What you should do: Please give the entries again in full and exactly, without any picture.

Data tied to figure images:
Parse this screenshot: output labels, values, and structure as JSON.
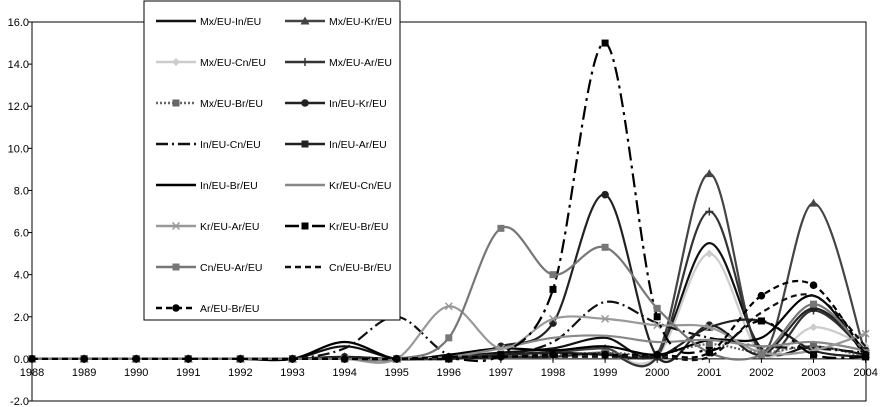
{
  "chart_data": {
    "type": "line",
    "title": "",
    "xlabel": "",
    "ylabel": "",
    "ylim": [
      -2.0,
      16.0
    ],
    "y_ticks": [
      "-2.0",
      "0.0",
      "2.0",
      "4.0",
      "6.0",
      "8.0",
      "10.0",
      "12.0",
      "14.0",
      "16.0"
    ],
    "y_tick_values": [
      -2,
      0,
      2,
      4,
      6,
      8,
      10,
      12,
      14,
      16
    ],
    "categories": [
      "1988",
      "1989",
      "1990",
      "1991",
      "1992",
      "1993",
      "1994",
      "1995",
      "1996",
      "1997",
      "1998",
      "1999",
      "2000",
      "2001",
      "2002",
      "2003",
      "2004"
    ],
    "grid": false,
    "legend_position": "top-left",
    "series": [
      {
        "name": "Mx/EU-In/EU",
        "color": "#111111",
        "dash": "",
        "marker": "none",
        "values": [
          0,
          0,
          0,
          0,
          0,
          0,
          0.6,
          0,
          0.1,
          0.3,
          0.5,
          1.0,
          0.3,
          5.5,
          0.5,
          0.6,
          0.2
        ]
      },
      {
        "name": "Mx/EU-Kr/EU",
        "color": "#444444",
        "dash": "",
        "marker": "triangle",
        "values": [
          0,
          0,
          0,
          0,
          0,
          0,
          0.1,
          0,
          0.1,
          0.2,
          0.3,
          0.5,
          0.2,
          8.8,
          0.3,
          7.4,
          0.2
        ]
      },
      {
        "name": "Mx/EU-Cn/EU",
        "color": "#cccccc",
        "dash": "",
        "marker": "diamond",
        "values": [
          0,
          0,
          0,
          0,
          0,
          0,
          0,
          0,
          0,
          0.1,
          0.1,
          0.2,
          0.1,
          5.0,
          0.2,
          1.5,
          0.6
        ]
      },
      {
        "name": "Mx/EU-Ar/EU",
        "color": "#333333",
        "dash": "",
        "marker": "plus",
        "values": [
          0,
          0,
          0,
          0,
          0,
          0,
          0,
          0,
          0,
          0.1,
          0.1,
          0.3,
          0.1,
          7.0,
          0.3,
          2.3,
          0.3
        ]
      },
      {
        "name": "Mx/EU-Br/EU",
        "color": "#666666",
        "dash": "2,2",
        "marker": "square",
        "values": [
          0,
          0,
          0,
          0,
          0,
          0,
          0,
          0,
          0,
          0.2,
          0.2,
          0.3,
          0.2,
          0.7,
          0.3,
          0.6,
          0.1
        ]
      },
      {
        "name": "In/EU-Kr/EU",
        "color": "#222222",
        "dash": "",
        "marker": "circle",
        "values": [
          0,
          0,
          0,
          0,
          0,
          0,
          0.1,
          0,
          0.1,
          0.6,
          1.7,
          7.8,
          0.1,
          1.6,
          0.2,
          2.4,
          0.4
        ]
      },
      {
        "name": "In/EU-Cn/EU",
        "color": "#111111",
        "dash": "12,4,2,4",
        "marker": "none",
        "values": [
          0,
          0,
          0,
          0,
          0,
          0,
          0.5,
          2.0,
          0.2,
          0.2,
          0.8,
          2.7,
          1.7,
          1.0,
          0.6,
          0.5,
          0.3
        ]
      },
      {
        "name": "In/EU-Ar/EU",
        "color": "#222222",
        "dash": "",
        "marker": "square",
        "values": [
          0,
          0,
          0,
          0,
          0,
          0,
          0,
          0,
          0,
          0.2,
          0.3,
          0.2,
          0.1,
          1.5,
          1.8,
          0.4,
          0.1
        ]
      },
      {
        "name": "In/EU-Br/EU",
        "color": "#000000",
        "dash": "",
        "marker": "none",
        "values": [
          0,
          0,
          0,
          0,
          0,
          0,
          0.8,
          0,
          0.2,
          0.5,
          0.4,
          0.6,
          0.2,
          0.9,
          1.0,
          3.0,
          0.1
        ]
      },
      {
        "name": "Kr/EU-Cn/EU",
        "color": "#888888",
        "dash": "",
        "marker": "none",
        "values": [
          0,
          0,
          0,
          0,
          0,
          0,
          0,
          0,
          0.1,
          0.5,
          1.0,
          1.1,
          0.8,
          0.9,
          0.6,
          0.8,
          0.4
        ]
      },
      {
        "name": "Kr/EU-Ar/EU",
        "color": "#999999",
        "dash": "",
        "marker": "cross",
        "values": [
          0,
          0,
          0,
          0,
          0,
          0,
          0,
          0,
          2.5,
          0.5,
          1.9,
          1.9,
          1.6,
          1.5,
          0.3,
          0.4,
          1.2
        ]
      },
      {
        "name": "Kr/EU-Br/EU",
        "color": "#000000",
        "dash": "14,5,3,5",
        "marker": "square",
        "values": [
          0,
          0,
          0,
          0,
          0,
          0,
          0,
          0,
          0,
          0.2,
          3.3,
          15.0,
          2.0,
          0.4,
          1.8,
          0.2,
          0.1
        ]
      },
      {
        "name": "Cn/EU-Ar/EU",
        "color": "#777777",
        "dash": "",
        "marker": "square",
        "values": [
          0,
          0,
          0,
          0,
          0,
          0,
          0,
          0,
          1.0,
          6.2,
          4.0,
          5.3,
          2.4,
          0.3,
          0.2,
          2.6,
          0.3
        ]
      },
      {
        "name": "Cn/EU-Br/EU",
        "color": "#111111",
        "dash": "6,4",
        "marker": "none",
        "values": [
          0,
          0,
          0,
          0,
          0,
          0,
          0,
          0,
          0.1,
          0.1,
          0.1,
          0.1,
          0.1,
          0.1,
          2.2,
          3.0,
          0.6
        ]
      },
      {
        "name": "Ar/EU-Br/EU",
        "color": "#000000",
        "dash": "6,4",
        "marker": "circle",
        "values": [
          0,
          0,
          0,
          0,
          0,
          0,
          0,
          0,
          0.1,
          0.1,
          0.2,
          0.2,
          0.2,
          0.3,
          3.0,
          3.5,
          0.2
        ]
      }
    ]
  }
}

Right answer:
Parse this screenshot: output labels, values, and structure as JSON.
{
  "chart_data": {
    "type": "line",
    "title": "",
    "xlabel": "",
    "ylabel": "",
    "ylim": [
      -2.0,
      16.0
    ],
    "y_ticks": [
      "-2.0",
      "0.0",
      "2.0",
      "4.0",
      "6.0",
      "8.0",
      "10.0",
      "12.0",
      "14.0",
      "16.0"
    ],
    "y_tick_values": [
      -2,
      0,
      2,
      4,
      6,
      8,
      10,
      12,
      14,
      16
    ],
    "categories": [
      "1988",
      "1989",
      "1990",
      "1991",
      "1992",
      "1993",
      "1994",
      "1995",
      "1996",
      "1997",
      "1998",
      "1999",
      "2000",
      "2001",
      "2002",
      "2003",
      "2004"
    ],
    "grid": false,
    "legend_position": "top-left",
    "series": [
      {
        "name": "Mx/EU-In/EU",
        "color": "#111111",
        "dash": "",
        "marker": "none",
        "values": [
          0,
          0,
          0,
          0,
          0,
          0,
          0.6,
          0,
          0.1,
          0.3,
          0.5,
          1.0,
          0.3,
          5.5,
          0.5,
          0.6,
          0.2
        ]
      },
      {
        "name": "Mx/EU-Kr/EU",
        "color": "#444444",
        "dash": "",
        "marker": "triangle",
        "values": [
          0,
          0,
          0,
          0,
          0,
          0,
          0.1,
          0,
          0.1,
          0.2,
          0.3,
          0.5,
          0.2,
          8.8,
          0.3,
          7.4,
          0.2
        ]
      },
      {
        "name": "Mx/EU-Cn/EU",
        "color": "#cccccc",
        "dash": "",
        "marker": "diamond",
        "values": [
          0,
          0,
          0,
          0,
          0,
          0,
          0,
          0,
          0,
          0.1,
          0.1,
          0.2,
          0.1,
          5.0,
          0.2,
          1.5,
          0.6
        ]
      },
      {
        "name": "Mx/EU-Ar/EU",
        "color": "#333333",
        "dash": "",
        "marker": "plus",
        "values": [
          0,
          0,
          0,
          0,
          0,
          0,
          0,
          0,
          0,
          0.1,
          0.1,
          0.3,
          0.1,
          7.0,
          0.3,
          2.3,
          0.3
        ]
      },
      {
        "name": "Mx/EU-Br/EU",
        "color": "#666666",
        "dash": "2,2",
        "marker": "square",
        "values": [
          0,
          0,
          0,
          0,
          0,
          0,
          0,
          0,
          0,
          0.2,
          0.2,
          0.3,
          0.2,
          0.7,
          0.3,
          0.6,
          0.1
        ]
      },
      {
        "name": "In/EU-Kr/EU",
        "color": "#222222",
        "dash": "",
        "marker": "circle",
        "values": [
          0,
          0,
          0,
          0,
          0,
          0,
          0.1,
          0,
          0.1,
          0.6,
          1.7,
          7.8,
          0.1,
          1.6,
          0.2,
          2.4,
          0.4
        ]
      },
      {
        "name": "In/EU-Cn/EU",
        "color": "#111111",
        "dash": "12,4,2,4",
        "marker": "none",
        "values": [
          0,
          0,
          0,
          0,
          0,
          0,
          0.5,
          2.0,
          0.2,
          0.2,
          0.8,
          2.7,
          1.7,
          1.0,
          0.6,
          0.5,
          0.3
        ]
      },
      {
        "name": "In/EU-Ar/EU",
        "color": "#222222",
        "dash": "",
        "marker": "square",
        "values": [
          0,
          0,
          0,
          0,
          0,
          0,
          0,
          0,
          0,
          0.2,
          0.3,
          0.2,
          0.1,
          1.5,
          1.8,
          0.4,
          0.1
        ]
      },
      {
        "name": "In/EU-Br/EU",
        "color": "#000000",
        "dash": "",
        "marker": "none",
        "values": [
          0,
          0,
          0,
          0,
          0,
          0,
          0.8,
          0,
          0.2,
          0.5,
          0.4,
          0.6,
          0.2,
          0.9,
          1.0,
          3.0,
          0.1
        ]
      },
      {
        "name": "Kr/EU-Cn/EU",
        "color": "#888888",
        "dash": "",
        "marker": "none",
        "values": [
          0,
          0,
          0,
          0,
          0,
          0,
          0,
          0,
          0.1,
          0.5,
          1.0,
          1.1,
          0.8,
          0.9,
          0.6,
          0.8,
          0.4
        ]
      },
      {
        "name": "Kr/EU-Ar/EU",
        "color": "#999999",
        "dash": "",
        "marker": "cross",
        "values": [
          0,
          0,
          0,
          0,
          0,
          0,
          0,
          0,
          2.5,
          0.5,
          1.9,
          1.9,
          1.6,
          1.5,
          0.3,
          0.4,
          1.2
        ]
      },
      {
        "name": "Kr/EU-Br/EU",
        "color": "#000000",
        "dash": "14,5,3,5",
        "marker": "square",
        "values": [
          0,
          0,
          0,
          0,
          0,
          0,
          0,
          0,
          0,
          0.2,
          3.3,
          15.0,
          2.0,
          0.4,
          1.8,
          0.2,
          0.1
        ]
      },
      {
        "name": "Cn/EU-Ar/EU",
        "color": "#777777",
        "dash": "",
        "marker": "square",
        "values": [
          0,
          0,
          0,
          0,
          0,
          0,
          0,
          0,
          1.0,
          6.2,
          4.0,
          5.3,
          2.4,
          0.3,
          0.2,
          2.6,
          0.3
        ]
      },
      {
        "name": "Cn/EU-Br/EU",
        "color": "#111111",
        "dash": "6,4",
        "marker": "none",
        "values": [
          0,
          0,
          0,
          0,
          0,
          0,
          0,
          0,
          0.1,
          0.1,
          0.1,
          0.1,
          0.1,
          0.1,
          2.2,
          3.0,
          0.6
        ]
      },
      {
        "name": "Ar/EU-Br/EU",
        "color": "#000000",
        "dash": "6,4",
        "marker": "circle",
        "values": [
          0,
          0,
          0,
          0,
          0,
          0,
          0,
          0,
          0.1,
          0.1,
          0.2,
          0.2,
          0.2,
          0.3,
          3.0,
          3.5,
          0.2
        ]
      }
    ]
  }
}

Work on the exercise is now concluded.